* _WRITTEN TASK_: Reproduce each of the records below line for line, changing nothing.
[Start of DATA SECTION]
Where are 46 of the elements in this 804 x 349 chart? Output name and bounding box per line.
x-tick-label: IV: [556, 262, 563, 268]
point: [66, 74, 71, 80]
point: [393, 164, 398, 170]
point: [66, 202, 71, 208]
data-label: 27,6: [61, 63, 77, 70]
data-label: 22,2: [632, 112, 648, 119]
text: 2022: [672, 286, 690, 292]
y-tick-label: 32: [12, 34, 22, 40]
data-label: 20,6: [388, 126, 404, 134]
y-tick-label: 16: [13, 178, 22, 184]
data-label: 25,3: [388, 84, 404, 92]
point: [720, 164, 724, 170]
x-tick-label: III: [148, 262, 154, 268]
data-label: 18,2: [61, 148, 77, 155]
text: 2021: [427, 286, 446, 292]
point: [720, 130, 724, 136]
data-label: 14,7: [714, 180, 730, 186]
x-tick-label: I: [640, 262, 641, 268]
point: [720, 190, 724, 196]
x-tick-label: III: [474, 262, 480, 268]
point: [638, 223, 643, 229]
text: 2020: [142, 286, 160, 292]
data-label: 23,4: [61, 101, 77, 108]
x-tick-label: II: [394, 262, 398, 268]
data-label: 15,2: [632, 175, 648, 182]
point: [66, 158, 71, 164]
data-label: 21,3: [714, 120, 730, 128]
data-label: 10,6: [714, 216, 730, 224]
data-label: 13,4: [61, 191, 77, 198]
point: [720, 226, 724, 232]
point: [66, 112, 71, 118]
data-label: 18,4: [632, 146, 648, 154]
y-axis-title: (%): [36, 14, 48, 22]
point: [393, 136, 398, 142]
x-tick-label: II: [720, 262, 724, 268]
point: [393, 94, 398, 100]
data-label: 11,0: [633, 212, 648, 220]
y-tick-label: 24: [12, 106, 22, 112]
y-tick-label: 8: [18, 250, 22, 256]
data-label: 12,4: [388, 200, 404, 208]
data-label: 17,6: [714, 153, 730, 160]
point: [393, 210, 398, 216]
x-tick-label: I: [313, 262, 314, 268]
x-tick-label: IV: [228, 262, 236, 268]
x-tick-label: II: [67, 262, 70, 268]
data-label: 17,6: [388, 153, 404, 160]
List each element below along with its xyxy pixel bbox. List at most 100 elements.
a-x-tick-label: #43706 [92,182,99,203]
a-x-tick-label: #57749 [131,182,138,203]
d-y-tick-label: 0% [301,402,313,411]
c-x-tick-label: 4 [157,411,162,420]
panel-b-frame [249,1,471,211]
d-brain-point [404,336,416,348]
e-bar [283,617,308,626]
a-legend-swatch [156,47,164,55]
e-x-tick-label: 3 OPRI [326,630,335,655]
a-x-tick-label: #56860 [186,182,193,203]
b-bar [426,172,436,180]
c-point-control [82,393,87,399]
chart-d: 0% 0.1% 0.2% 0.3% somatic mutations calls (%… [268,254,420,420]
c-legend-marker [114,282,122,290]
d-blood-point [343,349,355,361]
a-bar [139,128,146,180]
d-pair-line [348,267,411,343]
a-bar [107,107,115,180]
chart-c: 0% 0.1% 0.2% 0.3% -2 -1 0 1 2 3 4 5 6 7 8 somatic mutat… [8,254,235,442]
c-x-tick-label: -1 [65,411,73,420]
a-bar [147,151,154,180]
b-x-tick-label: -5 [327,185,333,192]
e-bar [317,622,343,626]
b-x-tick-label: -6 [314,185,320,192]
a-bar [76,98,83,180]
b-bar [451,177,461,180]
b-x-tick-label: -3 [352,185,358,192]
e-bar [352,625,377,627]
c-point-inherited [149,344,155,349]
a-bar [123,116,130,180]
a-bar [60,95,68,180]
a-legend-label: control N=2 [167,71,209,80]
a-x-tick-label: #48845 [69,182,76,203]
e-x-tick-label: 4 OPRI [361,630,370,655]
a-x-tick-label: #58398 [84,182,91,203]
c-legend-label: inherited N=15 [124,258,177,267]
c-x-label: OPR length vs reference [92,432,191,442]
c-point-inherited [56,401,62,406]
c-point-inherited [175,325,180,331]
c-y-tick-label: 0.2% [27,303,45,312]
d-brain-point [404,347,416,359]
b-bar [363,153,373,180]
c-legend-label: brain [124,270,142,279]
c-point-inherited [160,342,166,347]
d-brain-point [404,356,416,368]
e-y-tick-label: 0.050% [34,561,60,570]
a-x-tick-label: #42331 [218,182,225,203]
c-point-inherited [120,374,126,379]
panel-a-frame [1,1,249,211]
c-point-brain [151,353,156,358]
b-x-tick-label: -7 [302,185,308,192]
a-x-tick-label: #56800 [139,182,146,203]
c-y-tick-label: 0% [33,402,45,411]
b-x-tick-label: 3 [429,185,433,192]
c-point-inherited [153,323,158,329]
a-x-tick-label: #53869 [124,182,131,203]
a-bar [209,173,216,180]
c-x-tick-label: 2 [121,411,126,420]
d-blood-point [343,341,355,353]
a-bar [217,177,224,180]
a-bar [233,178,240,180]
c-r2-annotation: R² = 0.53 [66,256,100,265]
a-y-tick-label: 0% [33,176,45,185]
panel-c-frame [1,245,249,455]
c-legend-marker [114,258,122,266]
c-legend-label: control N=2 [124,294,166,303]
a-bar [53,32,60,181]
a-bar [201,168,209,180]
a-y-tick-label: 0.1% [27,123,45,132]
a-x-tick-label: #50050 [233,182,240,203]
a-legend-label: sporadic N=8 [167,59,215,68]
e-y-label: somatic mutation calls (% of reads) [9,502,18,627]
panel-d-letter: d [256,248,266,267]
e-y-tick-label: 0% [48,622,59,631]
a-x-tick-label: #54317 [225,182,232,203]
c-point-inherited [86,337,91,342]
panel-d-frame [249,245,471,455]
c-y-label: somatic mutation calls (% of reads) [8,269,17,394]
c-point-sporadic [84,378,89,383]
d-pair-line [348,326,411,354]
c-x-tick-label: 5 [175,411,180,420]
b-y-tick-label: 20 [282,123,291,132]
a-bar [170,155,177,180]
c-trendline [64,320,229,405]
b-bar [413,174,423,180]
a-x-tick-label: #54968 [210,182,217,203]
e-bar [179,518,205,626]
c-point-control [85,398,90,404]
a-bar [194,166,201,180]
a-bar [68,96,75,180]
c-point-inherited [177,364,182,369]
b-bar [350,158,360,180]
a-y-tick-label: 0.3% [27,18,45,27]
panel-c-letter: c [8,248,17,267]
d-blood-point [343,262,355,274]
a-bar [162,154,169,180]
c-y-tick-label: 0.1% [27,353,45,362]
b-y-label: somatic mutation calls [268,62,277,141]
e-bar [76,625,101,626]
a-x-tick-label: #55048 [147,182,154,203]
[End of DATA SECTION]
* _EXERCISE RESULT_:
Where are 46 of the elements in this 804 x 349 chart? Output name and bounding box per line.
x-tick-label: IV: [556, 262, 563, 268]
point: [66, 74, 71, 80]
point: [393, 164, 398, 170]
point: [66, 202, 71, 208]
data-label: 27,6: [61, 63, 77, 70]
data-label: 22,2: [632, 112, 648, 119]
text: 2022: [672, 286, 690, 292]
y-tick-label: 32: [12, 34, 22, 40]
data-label: 20,6: [388, 126, 404, 134]
y-tick-label: 16: [13, 178, 22, 184]
data-label: 25,3: [388, 84, 404, 92]
point: [720, 164, 724, 170]
x-tick-label: III: [148, 262, 154, 268]
data-label: 18,2: [61, 148, 77, 155]
text: 2021: [427, 286, 446, 292]
point: [720, 130, 724, 136]
data-label: 14,7: [714, 180, 730, 186]
x-tick-label: I: [640, 262, 641, 268]
point: [720, 190, 724, 196]
x-tick-label: III: [474, 262, 480, 268]
point: [638, 223, 643, 229]
text: 2020: [142, 286, 160, 292]
data-label: 23,4: [61, 101, 77, 108]
x-tick-label: II: [394, 262, 398, 268]
data-label: 15,2: [632, 175, 648, 182]
point: [66, 158, 71, 164]
data-label: 21,3: [714, 120, 730, 128]
data-label: 10,6: [714, 216, 730, 224]
data-label: 13,4: [61, 191, 77, 198]
point: [720, 226, 724, 232]
point: [66, 112, 71, 118]
data-label: 18,4: [632, 146, 648, 154]
y-axis-title: (%): [36, 14, 48, 22]
point: [393, 136, 398, 142]
x-tick-label: II: [720, 262, 724, 268]
point: [393, 94, 398, 100]
data-label: 11,0: [633, 212, 648, 220]
y-tick-label: 24: [12, 106, 22, 112]
y-tick-label: 8: [18, 250, 22, 256]
data-label: 12,4: [388, 200, 404, 208]
data-label: 17,6: [714, 153, 730, 160]
point: [393, 210, 398, 216]
x-tick-label: I: [313, 262, 314, 268]
x-tick-label: IV: [228, 262, 236, 268]
x-tick-label: II: [67, 262, 70, 268]
data-label: 17,6: [388, 153, 404, 160]
List each element below along with its xyxy pixel bbox. List at most 100 elements.
a-x-tick-label: #43706 [92,182,99,203]
a-x-tick-label: #57749 [131,182,138,203]
d-y-tick-label: 0% [301,402,313,411]
c-x-tick-label: 4 [157,411,162,420]
panel-b-frame [249,1,471,211]
d-brain-point [404,336,416,348]
e-bar [283,617,308,626]
a-legend-swatch [156,47,164,55]
e-x-tick-label: 3 OPRI [326,630,335,655]
a-x-tick-label: #56860 [186,182,193,203]
b-bar [426,172,436,180]
c-point-control [82,393,87,399]
chart-d: 0% 0.1% 0.2% 0.3% somatic mutations calls (%… [268,254,420,420]
c-legend-marker [114,282,122,290]
d-blood-point [343,349,355,361]
a-bar [139,128,146,180]
d-pair-line [348,267,411,343]
a-bar [107,107,115,180]
chart-c: 0% 0.1% 0.2% 0.3% -2 -1 0 1 2 3 4 5 6 7 8 somatic mutat… [8,254,235,442]
c-x-tick-label: -1 [65,411,73,420]
a-bar [147,151,154,180]
b-x-tick-label: -5 [327,185,333,192]
e-bar [317,622,343,626]
b-x-tick-label: -6 [314,185,320,192]
a-bar [76,98,83,180]
b-bar [451,177,461,180]
b-x-tick-label: -3 [352,185,358,192]
e-bar [352,625,377,627]
c-point-inherited [149,344,155,349]
a-bar [123,116,130,180]
a-bar [60,95,68,180]
a-legend-label: control N=2 [167,71,209,80]
a-x-tick-label: #48845 [69,182,76,203]
e-x-tick-label: 4 OPRI [361,630,370,655]
a-x-tick-label: #58398 [84,182,91,203]
c-legend-label: inherited N=15 [124,258,177,267]
c-x-label: OPR length vs reference [92,432,191,442]
c-point-inherited [56,401,62,406]
c-point-inherited [175,325,180,331]
c-y-tick-label: 0.2% [27,303,45,312]
d-brain-point [404,347,416,359]
b-bar [363,153,373,180]
c-legend-label: brain [124,270,142,279]
c-point-inherited [160,342,166,347]
d-brain-point [404,356,416,368]
e-y-tick-label: 0.050% [34,561,60,570]
a-x-tick-label: #42331 [218,182,225,203]
c-point-inherited [120,374,126,379]
panel-a-frame [1,1,249,211]
c-point-brain [151,353,156,358]
b-x-tick-label: -7 [302,185,308,192]
a-x-tick-label: #56800 [139,182,146,203]
c-y-tick-label: 0% [33,402,45,411]
b-x-tick-label: 3 [429,185,433,192]
c-point-inherited [153,323,158,329]
a-x-tick-label: #53869 [124,182,131,203]
a-bar [209,173,216,180]
c-x-tick-label: 2 [121,411,126,420]
d-blood-point [343,341,355,353]
a-bar [217,177,224,180]
a-bar [233,178,240,180]
c-r2-annotation: R² = 0.53 [66,256,100,265]
a-y-tick-label: 0% [33,176,45,185]
panel-c-frame [1,245,249,455]
c-legend-marker [114,258,122,266]
c-legend-label: control N=2 [124,294,166,303]
a-bar [53,32,60,181]
a-bar [201,168,209,180]
a-y-tick-label: 0.1% [27,123,45,132]
a-x-tick-label: #50050 [233,182,240,203]
a-legend-label: sporadic N=8 [167,59,215,68]
e-y-label: somatic mutation calls (% of reads) [9,502,18,627]
panel-d-letter: d [256,248,266,267]
e-y-tick-label: 0% [48,622,59,631]
a-x-tick-label: #54317 [225,182,232,203]
c-point-inherited [86,337,91,342]
panel-d-frame [249,245,471,455]
c-y-label: somatic mutation calls (% of reads) [8,269,17,394]
c-point-sporadic [84,378,89,383]
d-pair-line [348,326,411,354]
c-x-tick-label: 5 [175,411,180,420]
b-y-tick-label: 20 [282,123,291,132]
a-bar [170,155,177,180]
c-trendline [64,320,229,405]
b-bar [413,174,423,180]
a-x-tick-label: #54968 [210,182,217,203]
e-bar [179,518,205,626]
c-point-control [85,398,90,404]
a-bar [194,166,201,180]
a-bar [68,96,75,180]
c-point-inherited [177,364,182,369]
b-bar [350,158,360,180]
a-y-tick-label: 0.3% [27,18,45,27]
panel-c-letter: c [8,248,17,267]
d-blood-point [343,262,355,274]
a-bar [162,154,169,180]
c-y-tick-label: 0.1% [27,353,45,362]
b-y-label: somatic mutation calls [268,62,277,141]
e-bar [76,625,101,626]
a-x-tick-label: #55048 [147,182,154,203]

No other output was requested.